**** Supplied records ****

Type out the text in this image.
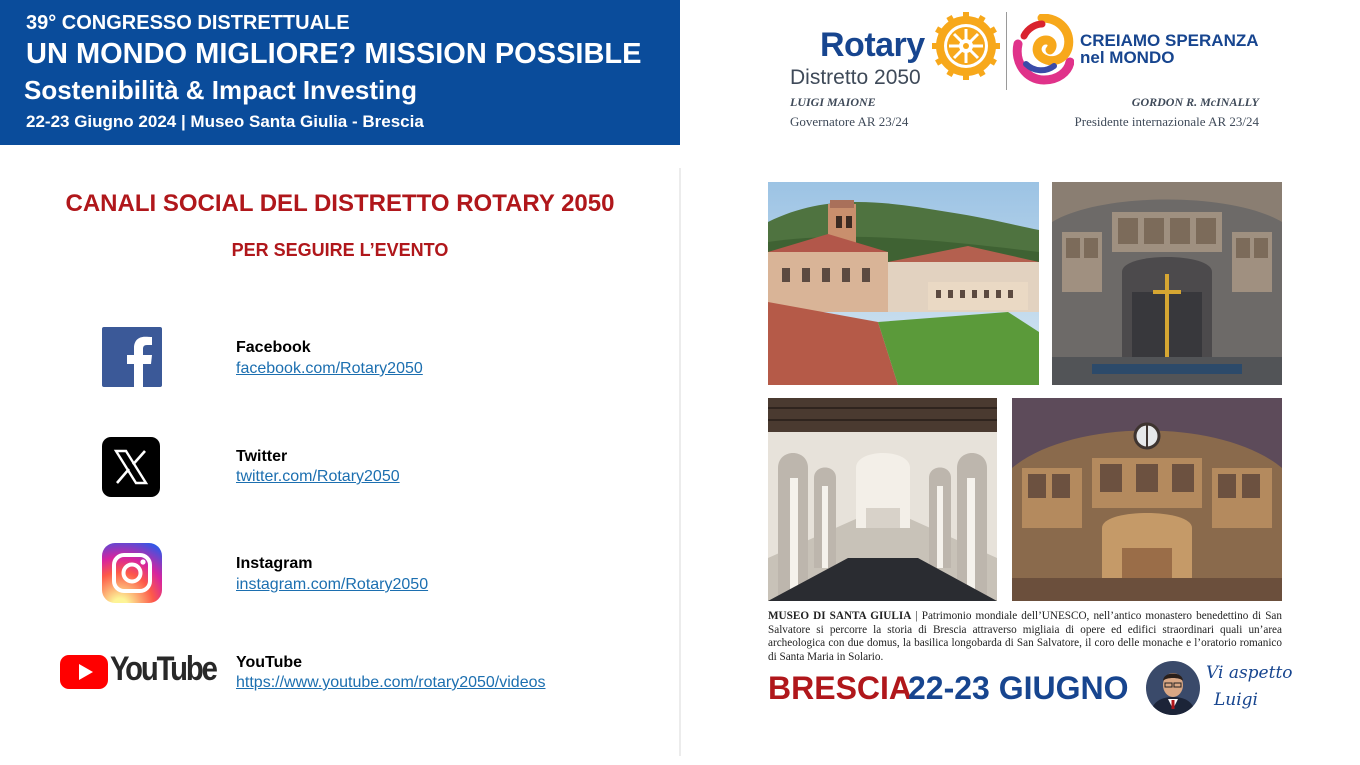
39° CONGRESSO DISTRETTUALE
UN MONDO MIGLIORE? MISSION POSSIBLE
Sostenibilità & Impact Investing
22-23 Giugno 2024 | Museo Santa Giulia - Brescia
Rotary
Distretto 2050
CREIAMO SPERANZA
nel MONDO
LUIGI MAIONE
Governatore AR 23/24
GORDON R. McINALLY
Presidente internazionale AR 23/24
CANALI SOCIAL DEL DISTRETTO ROTARY 2050
PER SEGUIRE L’EVENTO
Facebook
facebook.com/Rotary2050
Twitter
twitter.com/Rotary2050
Instagram
instagram.com/Rotary2050
YouTube YouTube
https://www.youtube.com/rotary2050/videos
MUSEO DI SANTA GIULIA | Patrimonio mondiale dell’UNESCO, nell’antico monastero benedettino di San Salvatore si percorre la storia di Brescia attraverso migliaia di opere ed edifici straordinari quali un’area archeologica con due domus, la basilica longobarda di San Salvatore, il coro delle monache e l’oratorio romanico di Santa Maria in Solario.
BRESCIA
22-23 GIUGNO	Vi aspetto
Luigi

****

- Required task -
Write every entry out again exactly, dropping the pictures.

- Task result -
Type out the text in this image.
39° CONGRESSO DISTRETTUALE
UN MONDO MIGLIORE? MISSION POSSIBLE
Sostenibilità & Impact Investing
22-23 Giugno 2024 | Museo Santa Giulia - Brescia
Rotary
Distretto 2050
CREIAMO SPERANZA
nel MONDO
LUIGI MAIONE
Governatore AR 23/24
GORDON R. McINALLY
Presidente internazionale AR 23/24
CANALI SOCIAL DEL DISTRETTO ROTARY 2050
PER SEGUIRE L’EVENTO
Facebook
facebook.com/Rotary2050
Twitter
twitter.com/Rotary2050
Instagram
instagram.com/Rotary2050
YouTube YouTube
https://www.youtube.com/rotary2050/videos
MUSEO DI SANTA GIULIA | Patrimonio mondiale dell’UNESCO, nell’antico monastero benedettino di San Salvatore si percorre la storia di Brescia attraverso migliaia di opere ed edifici straordinari quali un’area archeologica con due domus, la basilica longobarda di San Salvatore, il coro delle monache e l’oratorio romanico di Santa Maria in Solario.
BRESCIA
22-23 GIUGNO	Vi aspetto
Luigi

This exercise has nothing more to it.